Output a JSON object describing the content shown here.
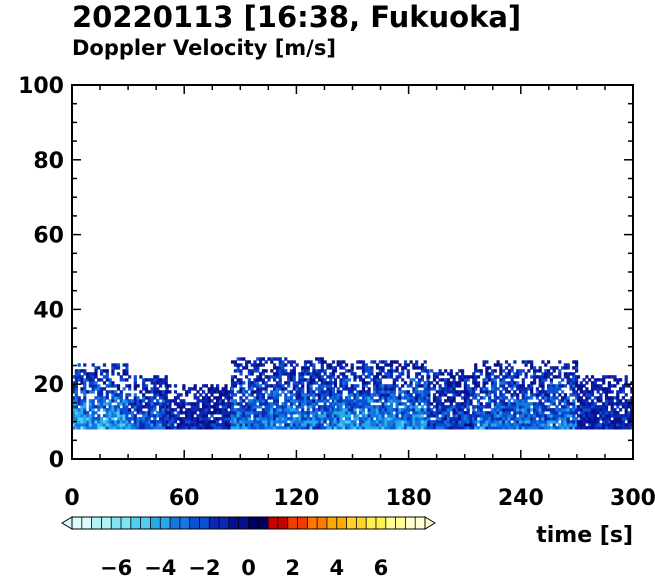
{
  "title": "20220113 [16:38, Fukuoka]",
  "subtitle": "Doppler Velocity [m/s]",
  "chart_data": {
    "type": "heatmap",
    "title": "20220113 [16:38, Fukuoka]",
    "subtitle": "Doppler Velocity [m/s]",
    "xlabel": "time [s]",
    "ylabel": "",
    "xlim": [
      0,
      300
    ],
    "ylim": [
      0,
      100
    ],
    "x_ticks": [
      "0",
      "60",
      "120",
      "180",
      "240",
      "300"
    ],
    "y_ticks": [
      "0",
      "20",
      "40",
      "60",
      "80",
      "100"
    ],
    "colorbar": {
      "range": [
        -8,
        8
      ],
      "tick_labels": [
        "−6",
        "−4",
        "−2",
        "0",
        "2",
        "4",
        "6"
      ],
      "tick_values": [
        -6,
        -4,
        -2,
        0,
        2,
        4,
        6
      ],
      "colors": [
        "#d9fbfb",
        "#b0f2f5",
        "#80e3f0",
        "#50cdf0",
        "#28aaea",
        "#1478e0",
        "#0a50d2",
        "#0a28b4",
        "#08108c",
        "#000064",
        "#c80000",
        "#f03c00",
        "#ff7800",
        "#ffaa00",
        "#ffd22d",
        "#fff050",
        "#ffff96",
        "#ffffd2"
      ],
      "extend": "both"
    },
    "echo_regions": [
      {
        "t": [
          0,
          30
        ],
        "height": [
          8,
          25
        ],
        "velocity": -4
      },
      {
        "t": [
          30,
          50
        ],
        "height": [
          8,
          22
        ],
        "velocity": -2.5
      },
      {
        "t": [
          50,
          85
        ],
        "height": [
          8,
          20
        ],
        "velocity": -1
      },
      {
        "t": [
          85,
          140
        ],
        "height": [
          8,
          27
        ],
        "velocity": -3
      },
      {
        "t": [
          140,
          190
        ],
        "height": [
          8,
          26
        ],
        "velocity": -3.5
      },
      {
        "t": [
          190,
          215
        ],
        "height": [
          8,
          24
        ],
        "velocity": -2
      },
      {
        "t": [
          215,
          270
        ],
        "height": [
          8,
          26
        ],
        "velocity": -3
      },
      {
        "t": [
          270,
          300
        ],
        "height": [
          8,
          22
        ],
        "velocity": -1
      }
    ]
  }
}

* WRITTEN EXERCISE *
Repeat each entry exactly as given; no pictures belong in the copy.

* RESPONSE BELOW *
Output a JSON object describing the content shown here.
{
  "title": "20220113 [16:38, Fukuoka]",
  "subtitle": "Doppler Velocity [m/s]",
  "chart_data": {
    "type": "heatmap",
    "title": "20220113 [16:38, Fukuoka]",
    "subtitle": "Doppler Velocity [m/s]",
    "xlabel": "time [s]",
    "ylabel": "",
    "xlim": [
      0,
      300
    ],
    "ylim": [
      0,
      100
    ],
    "x_ticks": [
      "0",
      "60",
      "120",
      "180",
      "240",
      "300"
    ],
    "y_ticks": [
      "0",
      "20",
      "40",
      "60",
      "80",
      "100"
    ],
    "colorbar": {
      "range": [
        -8,
        8
      ],
      "tick_labels": [
        "−6",
        "−4",
        "−2",
        "0",
        "2",
        "4",
        "6"
      ],
      "tick_values": [
        -6,
        -4,
        -2,
        0,
        2,
        4,
        6
      ],
      "colors": [
        "#d9fbfb",
        "#b0f2f5",
        "#80e3f0",
        "#50cdf0",
        "#28aaea",
        "#1478e0",
        "#0a50d2",
        "#0a28b4",
        "#08108c",
        "#000064",
        "#c80000",
        "#f03c00",
        "#ff7800",
        "#ffaa00",
        "#ffd22d",
        "#fff050",
        "#ffff96",
        "#ffffd2"
      ],
      "extend": "both"
    },
    "echo_regions": [
      {
        "t": [
          0,
          30
        ],
        "height": [
          8,
          25
        ],
        "velocity": -4
      },
      {
        "t": [
          30,
          50
        ],
        "height": [
          8,
          22
        ],
        "velocity": -2.5
      },
      {
        "t": [
          50,
          85
        ],
        "height": [
          8,
          20
        ],
        "velocity": -1
      },
      {
        "t": [
          85,
          140
        ],
        "height": [
          8,
          27
        ],
        "velocity": -3
      },
      {
        "t": [
          140,
          190
        ],
        "height": [
          8,
          26
        ],
        "velocity": -3.5
      },
      {
        "t": [
          190,
          215
        ],
        "height": [
          8,
          24
        ],
        "velocity": -2
      },
      {
        "t": [
          215,
          270
        ],
        "height": [
          8,
          26
        ],
        "velocity": -3
      },
      {
        "t": [
          270,
          300
        ],
        "height": [
          8,
          22
        ],
        "velocity": -1
      }
    ]
  }
}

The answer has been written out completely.